◆ **Exercise directions**:
Return each line of the material verbatim.

◆ **Record excerpts**:
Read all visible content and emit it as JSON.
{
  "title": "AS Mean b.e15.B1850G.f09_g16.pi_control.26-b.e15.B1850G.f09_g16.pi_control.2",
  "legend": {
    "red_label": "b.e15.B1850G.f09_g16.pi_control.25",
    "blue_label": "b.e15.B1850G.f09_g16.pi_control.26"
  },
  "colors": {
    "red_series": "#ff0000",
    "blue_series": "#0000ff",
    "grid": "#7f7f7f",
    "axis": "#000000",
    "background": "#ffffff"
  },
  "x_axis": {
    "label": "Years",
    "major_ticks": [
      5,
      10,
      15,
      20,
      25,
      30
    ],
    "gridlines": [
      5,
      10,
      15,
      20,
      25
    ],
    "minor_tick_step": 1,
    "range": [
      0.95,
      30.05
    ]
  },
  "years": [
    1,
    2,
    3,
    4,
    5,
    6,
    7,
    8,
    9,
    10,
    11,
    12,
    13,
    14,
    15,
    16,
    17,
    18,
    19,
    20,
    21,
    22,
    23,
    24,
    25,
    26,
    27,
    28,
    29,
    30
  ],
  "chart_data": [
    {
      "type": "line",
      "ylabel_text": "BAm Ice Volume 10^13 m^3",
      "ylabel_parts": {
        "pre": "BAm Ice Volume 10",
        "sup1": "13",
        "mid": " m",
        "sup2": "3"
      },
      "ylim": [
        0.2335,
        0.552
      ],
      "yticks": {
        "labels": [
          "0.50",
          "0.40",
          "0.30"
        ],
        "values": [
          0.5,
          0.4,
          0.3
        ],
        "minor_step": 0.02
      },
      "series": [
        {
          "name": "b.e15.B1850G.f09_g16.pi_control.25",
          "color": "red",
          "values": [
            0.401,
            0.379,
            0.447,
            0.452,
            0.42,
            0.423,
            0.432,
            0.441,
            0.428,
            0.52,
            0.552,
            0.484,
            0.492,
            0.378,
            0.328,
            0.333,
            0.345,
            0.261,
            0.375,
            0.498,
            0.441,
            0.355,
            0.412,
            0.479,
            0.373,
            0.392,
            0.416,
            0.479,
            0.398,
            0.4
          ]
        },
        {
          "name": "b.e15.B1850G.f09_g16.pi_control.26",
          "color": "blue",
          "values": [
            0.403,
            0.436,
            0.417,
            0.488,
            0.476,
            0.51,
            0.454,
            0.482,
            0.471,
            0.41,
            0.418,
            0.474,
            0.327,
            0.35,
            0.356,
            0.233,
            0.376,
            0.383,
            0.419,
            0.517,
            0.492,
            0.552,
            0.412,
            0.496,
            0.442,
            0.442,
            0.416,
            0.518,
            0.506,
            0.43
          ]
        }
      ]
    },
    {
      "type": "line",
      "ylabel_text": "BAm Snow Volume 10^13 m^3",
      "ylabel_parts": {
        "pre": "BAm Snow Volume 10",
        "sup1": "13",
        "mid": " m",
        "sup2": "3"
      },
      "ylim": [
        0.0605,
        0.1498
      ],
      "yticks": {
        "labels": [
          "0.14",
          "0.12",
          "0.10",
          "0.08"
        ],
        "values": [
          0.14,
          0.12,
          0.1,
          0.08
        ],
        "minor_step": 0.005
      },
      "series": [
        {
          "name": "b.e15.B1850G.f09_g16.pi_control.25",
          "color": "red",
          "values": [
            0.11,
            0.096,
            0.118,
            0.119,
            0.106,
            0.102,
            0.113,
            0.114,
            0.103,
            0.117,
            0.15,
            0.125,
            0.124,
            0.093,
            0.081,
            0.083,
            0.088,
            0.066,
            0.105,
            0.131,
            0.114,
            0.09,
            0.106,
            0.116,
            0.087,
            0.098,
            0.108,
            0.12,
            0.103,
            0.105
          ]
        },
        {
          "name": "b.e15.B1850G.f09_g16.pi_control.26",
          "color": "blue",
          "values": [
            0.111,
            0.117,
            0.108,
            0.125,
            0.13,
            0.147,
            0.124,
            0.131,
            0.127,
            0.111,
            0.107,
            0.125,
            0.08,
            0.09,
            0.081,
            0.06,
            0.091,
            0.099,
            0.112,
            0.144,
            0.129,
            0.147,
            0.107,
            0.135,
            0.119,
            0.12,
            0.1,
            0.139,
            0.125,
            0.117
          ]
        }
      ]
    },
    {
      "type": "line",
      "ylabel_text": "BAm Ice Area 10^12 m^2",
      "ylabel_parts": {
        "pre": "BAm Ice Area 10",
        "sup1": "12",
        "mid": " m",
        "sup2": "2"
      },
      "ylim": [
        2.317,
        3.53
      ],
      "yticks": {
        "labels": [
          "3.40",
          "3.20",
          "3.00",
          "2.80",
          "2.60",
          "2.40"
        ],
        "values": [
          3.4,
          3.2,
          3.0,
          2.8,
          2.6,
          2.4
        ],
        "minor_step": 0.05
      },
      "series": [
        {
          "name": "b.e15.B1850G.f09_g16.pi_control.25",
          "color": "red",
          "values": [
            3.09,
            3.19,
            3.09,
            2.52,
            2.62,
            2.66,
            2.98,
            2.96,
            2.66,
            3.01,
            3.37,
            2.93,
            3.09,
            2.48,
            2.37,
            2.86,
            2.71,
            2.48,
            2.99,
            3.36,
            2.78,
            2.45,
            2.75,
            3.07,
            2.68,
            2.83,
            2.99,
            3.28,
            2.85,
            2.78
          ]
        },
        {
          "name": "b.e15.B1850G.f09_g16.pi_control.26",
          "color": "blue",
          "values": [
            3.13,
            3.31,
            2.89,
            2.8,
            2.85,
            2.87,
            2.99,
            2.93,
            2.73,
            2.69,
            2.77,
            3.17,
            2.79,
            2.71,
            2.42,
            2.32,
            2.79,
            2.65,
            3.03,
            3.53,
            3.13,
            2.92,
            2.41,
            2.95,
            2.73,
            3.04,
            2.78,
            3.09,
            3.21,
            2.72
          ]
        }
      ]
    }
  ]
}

◆ **Answer for this exercise**:
Read all visible content and emit it as JSON.
{
  "title": "AS Mean b.e15.B1850G.f09_g16.pi_control.26-b.e15.B1850G.f09_g16.pi_control.2",
  "legend": {
    "red_label": "b.e15.B1850G.f09_g16.pi_control.25",
    "blue_label": "b.e15.B1850G.f09_g16.pi_control.26"
  },
  "colors": {
    "red_series": "#ff0000",
    "blue_series": "#0000ff",
    "grid": "#7f7f7f",
    "axis": "#000000",
    "background": "#ffffff"
  },
  "x_axis": {
    "label": "Years",
    "major_ticks": [
      5,
      10,
      15,
      20,
      25,
      30
    ],
    "gridlines": [
      5,
      10,
      15,
      20,
      25
    ],
    "minor_tick_step": 1,
    "range": [
      0.95,
      30.05
    ]
  },
  "years": [
    1,
    2,
    3,
    4,
    5,
    6,
    7,
    8,
    9,
    10,
    11,
    12,
    13,
    14,
    15,
    16,
    17,
    18,
    19,
    20,
    21,
    22,
    23,
    24,
    25,
    26,
    27,
    28,
    29,
    30
  ],
  "chart_data": [
    {
      "type": "line",
      "ylabel_text": "BAm Ice Volume 10^13 m^3",
      "ylabel_parts": {
        "pre": "BAm Ice Volume 10",
        "sup1": "13",
        "mid": " m",
        "sup2": "3"
      },
      "ylim": [
        0.2335,
        0.552
      ],
      "yticks": {
        "labels": [
          "0.50",
          "0.40",
          "0.30"
        ],
        "values": [
          0.5,
          0.4,
          0.3
        ],
        "minor_step": 0.02
      },
      "series": [
        {
          "name": "b.e15.B1850G.f09_g16.pi_control.25",
          "color": "red",
          "values": [
            0.401,
            0.379,
            0.447,
            0.452,
            0.42,
            0.423,
            0.432,
            0.441,
            0.428,
            0.52,
            0.552,
            0.484,
            0.492,
            0.378,
            0.328,
            0.333,
            0.345,
            0.261,
            0.375,
            0.498,
            0.441,
            0.355,
            0.412,
            0.479,
            0.373,
            0.392,
            0.416,
            0.479,
            0.398,
            0.4
          ]
        },
        {
          "name": "b.e15.B1850G.f09_g16.pi_control.26",
          "color": "blue",
          "values": [
            0.403,
            0.436,
            0.417,
            0.488,
            0.476,
            0.51,
            0.454,
            0.482,
            0.471,
            0.41,
            0.418,
            0.474,
            0.327,
            0.35,
            0.356,
            0.233,
            0.376,
            0.383,
            0.419,
            0.517,
            0.492,
            0.552,
            0.412,
            0.496,
            0.442,
            0.442,
            0.416,
            0.518,
            0.506,
            0.43
          ]
        }
      ]
    },
    {
      "type": "line",
      "ylabel_text": "BAm Snow Volume 10^13 m^3",
      "ylabel_parts": {
        "pre": "BAm Snow Volume 10",
        "sup1": "13",
        "mid": " m",
        "sup2": "3"
      },
      "ylim": [
        0.0605,
        0.1498
      ],
      "yticks": {
        "labels": [
          "0.14",
          "0.12",
          "0.10",
          "0.08"
        ],
        "values": [
          0.14,
          0.12,
          0.1,
          0.08
        ],
        "minor_step": 0.005
      },
      "series": [
        {
          "name": "b.e15.B1850G.f09_g16.pi_control.25",
          "color": "red",
          "values": [
            0.11,
            0.096,
            0.118,
            0.119,
            0.106,
            0.102,
            0.113,
            0.114,
            0.103,
            0.117,
            0.15,
            0.125,
            0.124,
            0.093,
            0.081,
            0.083,
            0.088,
            0.066,
            0.105,
            0.131,
            0.114,
            0.09,
            0.106,
            0.116,
            0.087,
            0.098,
            0.108,
            0.12,
            0.103,
            0.105
          ]
        },
        {
          "name": "b.e15.B1850G.f09_g16.pi_control.26",
          "color": "blue",
          "values": [
            0.111,
            0.117,
            0.108,
            0.125,
            0.13,
            0.147,
            0.124,
            0.131,
            0.127,
            0.111,
            0.107,
            0.125,
            0.08,
            0.09,
            0.081,
            0.06,
            0.091,
            0.099,
            0.112,
            0.144,
            0.129,
            0.147,
            0.107,
            0.135,
            0.119,
            0.12,
            0.1,
            0.139,
            0.125,
            0.117
          ]
        }
      ]
    },
    {
      "type": "line",
      "ylabel_text": "BAm Ice Area 10^12 m^2",
      "ylabel_parts": {
        "pre": "BAm Ice Area 10",
        "sup1": "12",
        "mid": " m",
        "sup2": "2"
      },
      "ylim": [
        2.317,
        3.53
      ],
      "yticks": {
        "labels": [
          "3.40",
          "3.20",
          "3.00",
          "2.80",
          "2.60",
          "2.40"
        ],
        "values": [
          3.4,
          3.2,
          3.0,
          2.8,
          2.6,
          2.4
        ],
        "minor_step": 0.05
      },
      "series": [
        {
          "name": "b.e15.B1850G.f09_g16.pi_control.25",
          "color": "red",
          "values": [
            3.09,
            3.19,
            3.09,
            2.52,
            2.62,
            2.66,
            2.98,
            2.96,
            2.66,
            3.01,
            3.37,
            2.93,
            3.09,
            2.48,
            2.37,
            2.86,
            2.71,
            2.48,
            2.99,
            3.36,
            2.78,
            2.45,
            2.75,
            3.07,
            2.68,
            2.83,
            2.99,
            3.28,
            2.85,
            2.78
          ]
        },
        {
          "name": "b.e15.B1850G.f09_g16.pi_control.26",
          "color": "blue",
          "values": [
            3.13,
            3.31,
            2.89,
            2.8,
            2.85,
            2.87,
            2.99,
            2.93,
            2.73,
            2.69,
            2.77,
            3.17,
            2.79,
            2.71,
            2.42,
            2.32,
            2.79,
            2.65,
            3.03,
            3.53,
            3.13,
            2.92,
            2.41,
            2.95,
            2.73,
            3.04,
            2.78,
            3.09,
            3.21,
            2.72
          ]
        }
      ]
    }
  ]
}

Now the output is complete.